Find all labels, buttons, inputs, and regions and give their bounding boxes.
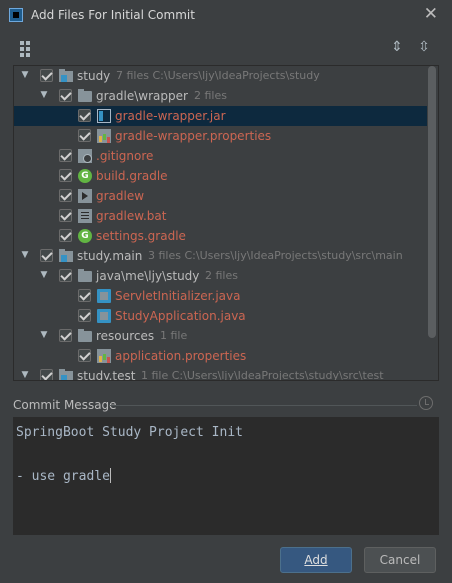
include-checkbox[interactable]: [59, 149, 72, 162]
tree-row[interactable]: StudyApplication.java: [14, 306, 427, 326]
tree-row[interactable]: .gitignore: [14, 146, 427, 166]
java-icon: [97, 289, 111, 303]
commit-message-editor[interactable]: SpringBoot Study Project Init - use gradl…: [13, 417, 439, 535]
title-bar: Add Files For Initial Commit ✕: [0, 0, 452, 31]
tree-row[interactable]: ▼ study.main 3 files C:\Users\ljy\IdeaProj…: [14, 246, 427, 266]
tree-row-label: gradle\wrapper: [96, 89, 188, 103]
folder-icon: [78, 269, 92, 282]
tree-row[interactable]: application.properties: [14, 346, 427, 366]
folder-icon: [78, 89, 92, 102]
exec-icon: [78, 189, 92, 203]
tree-row-label: build.gradle: [96, 169, 168, 183]
include-checkbox[interactable]: [78, 109, 91, 122]
tree-row-label: .gitignore: [96, 149, 154, 163]
tree-row-label: study: [77, 69, 111, 83]
tree-row-label: StudyApplication.java: [115, 309, 246, 323]
group-by-icon[interactable]: [20, 41, 36, 57]
tree-row[interactable]: gradlew: [14, 186, 427, 206]
tree-row[interactable]: Gsettings.gradle: [14, 226, 427, 246]
tree-toolbar: ⇕ ⇳: [0, 36, 452, 62]
gradle-icon: G: [78, 229, 92, 243]
commit-message-line: [16, 444, 436, 466]
tree-row-meta: 7 files C:\Users\ljy\IdeaProjects\study: [116, 69, 320, 82]
add-button[interactable]: Add: [280, 547, 352, 573]
chevron-down-icon[interactable]: ▼: [39, 330, 49, 340]
chevron-down-icon[interactable]: ▼: [39, 270, 49, 280]
tree-row-meta: 3 files C:\Users\ljy\IdeaProjects\study\…: [148, 249, 403, 262]
include-checkbox[interactable]: [59, 189, 72, 202]
git-icon: [78, 149, 92, 163]
include-checkbox[interactable]: [59, 89, 72, 102]
history-clock-icon[interactable]: [419, 396, 433, 410]
include-checkbox[interactable]: [59, 329, 72, 342]
tree-row[interactable]: gradlew.bat: [14, 206, 427, 226]
commit-message-label: Commit Message: [13, 398, 117, 412]
add-button-label: Add: [304, 553, 328, 567]
text-icon: [78, 209, 92, 223]
text-caret: [109, 468, 111, 483]
dialog-title: Add Files For Initial Commit: [31, 8, 195, 22]
chevron-down-icon[interactable]: ▼: [20, 70, 30, 80]
chevron-down-icon[interactable]: ▼: [39, 90, 49, 100]
tree-row-label: settings.gradle: [96, 229, 186, 243]
tree-row-meta: 1 file: [160, 329, 188, 342]
include-checkbox[interactable]: [59, 169, 72, 182]
tree-row-label: ServletInitializer.java: [115, 289, 241, 303]
commit-message-line: - use gradle: [16, 468, 111, 484]
include-checkbox[interactable]: [40, 249, 53, 262]
tree-row[interactable]: gradle-wrapper.properties: [14, 126, 427, 146]
include-checkbox[interactable]: [59, 209, 72, 222]
tree-row[interactable]: ▼ study.test 1 file C:\Users\ljy\IdeaProje…: [14, 366, 427, 381]
include-checkbox[interactable]: [78, 309, 91, 322]
chevron-down-icon[interactable]: ▼: [20, 370, 30, 380]
close-icon[interactable]: ✕: [424, 4, 438, 24]
java-icon: [97, 309, 111, 323]
tree-row-meta: 2 files: [194, 89, 227, 102]
tree-row[interactable]: ▼ study 7 files C:\Users\ljy\IdeaProjects\…: [14, 66, 427, 86]
tree-row[interactable]: ServletInitializer.java: [14, 286, 427, 306]
tree-row-label: gradle-wrapper.properties: [115, 129, 272, 143]
tree-row-label: java\me\ljy\study: [96, 269, 200, 283]
tree-row[interactable]: gradle-wrapper.jar: [14, 106, 427, 126]
chevron-down-icon[interactable]: ▼: [20, 250, 30, 260]
tree-row-label: gradlew: [96, 189, 145, 203]
tree-row[interactable]: ▼ gradle\wrapper 2 files: [14, 86, 427, 106]
separator: [109, 405, 417, 406]
props-icon: [97, 129, 111, 143]
include-checkbox[interactable]: [59, 269, 72, 282]
gradle-icon: G: [78, 169, 92, 183]
props-icon: [97, 349, 111, 363]
include-checkbox[interactable]: [40, 369, 53, 380]
tree-row-meta: 1 file C:\Users\ljy\IdeaProjects\study\s…: [141, 369, 384, 381]
intellij-icon: [9, 8, 23, 22]
module-icon: [59, 69, 73, 82]
include-checkbox[interactable]: [78, 349, 91, 362]
include-checkbox[interactable]: [78, 289, 91, 302]
include-checkbox[interactable]: [59, 229, 72, 242]
include-checkbox[interactable]: [40, 69, 53, 82]
tree-scrollbar[interactable]: [428, 66, 436, 338]
tree-row-meta: 2 files: [205, 269, 238, 282]
jar-icon: [97, 109, 111, 123]
tree-row-label: application.properties: [115, 349, 247, 363]
expand-all-icon[interactable]: ⇕: [388, 38, 406, 56]
tree-row-label: study.main: [77, 249, 143, 263]
cancel-button[interactable]: Cancel: [364, 547, 436, 573]
commit-message-header: Commit Message: [13, 396, 439, 414]
changes-tree: ▼ study 7 files C:\Users\ljy\IdeaProjects\…: [13, 65, 439, 381]
tree-row-label: study.test: [77, 369, 136, 381]
collapse-all-icon[interactable]: ⇳: [415, 38, 433, 56]
tree-row-label: resources: [96, 329, 155, 343]
include-checkbox[interactable]: [78, 129, 91, 142]
tree-row-label: gradlew.bat: [96, 209, 167, 223]
tree-row[interactable]: Gbuild.gradle: [14, 166, 427, 186]
tree-row[interactable]: ▼ resources 1 file: [14, 326, 427, 346]
module-icon: [59, 369, 73, 380]
folder-icon: [78, 329, 92, 342]
module-icon: [59, 249, 73, 262]
tree-row[interactable]: ▼ java\me\ljy\study 2 files: [14, 266, 427, 286]
commit-message-line: SpringBoot Study Project Init: [16, 425, 243, 440]
tree-row-label: gradle-wrapper.jar: [115, 109, 226, 123]
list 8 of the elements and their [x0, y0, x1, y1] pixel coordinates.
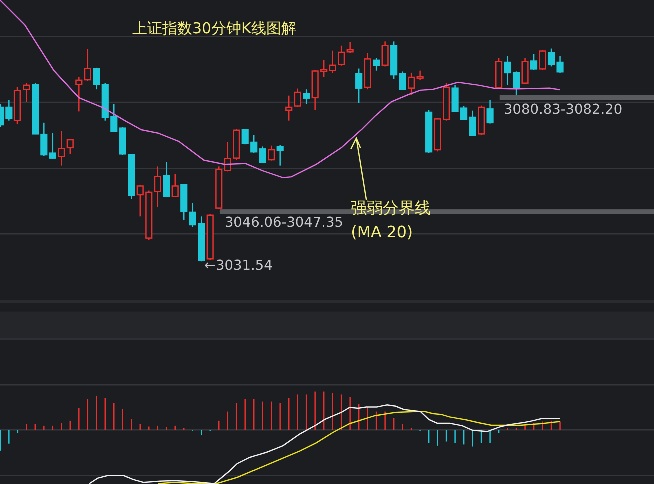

_Task requirements_: Update the listing from the line with "include-checkbox[interactable]: [59, 149, 72, 162]" up to and including the line with "exec-icon: [78, 189, 92, 203]": replace every "folder-icon" with "directory-icon" and keep everything else unchanged. Return only those lines.

_Result for this task_:
include-checkbox[interactable]: [59, 149, 72, 162]
tree-row[interactable]: StudyApplication.java: [14, 306, 427, 326]
tree-row[interactable]: .gitignore: [14, 146, 427, 166]
java-icon: [97, 289, 111, 303]
commit-message-editor[interactable]: SpringBoot Study Project Init - use gradl…: [13, 417, 439, 535]
title-bar: Add Files For Initial Commit ✕: [0, 0, 452, 31]
tree-row[interactable]: ▼ study.main 3 files C:\Users\ljy\IdeaProj…: [14, 246, 427, 266]
tree-row-label: gradle\wrapper: [96, 89, 188, 103]
directory-icon: [78, 269, 92, 282]
tree-row[interactable]: application.properties: [14, 346, 427, 366]
directory-icon: [78, 89, 92, 102]
exec-icon: [78, 189, 92, 203]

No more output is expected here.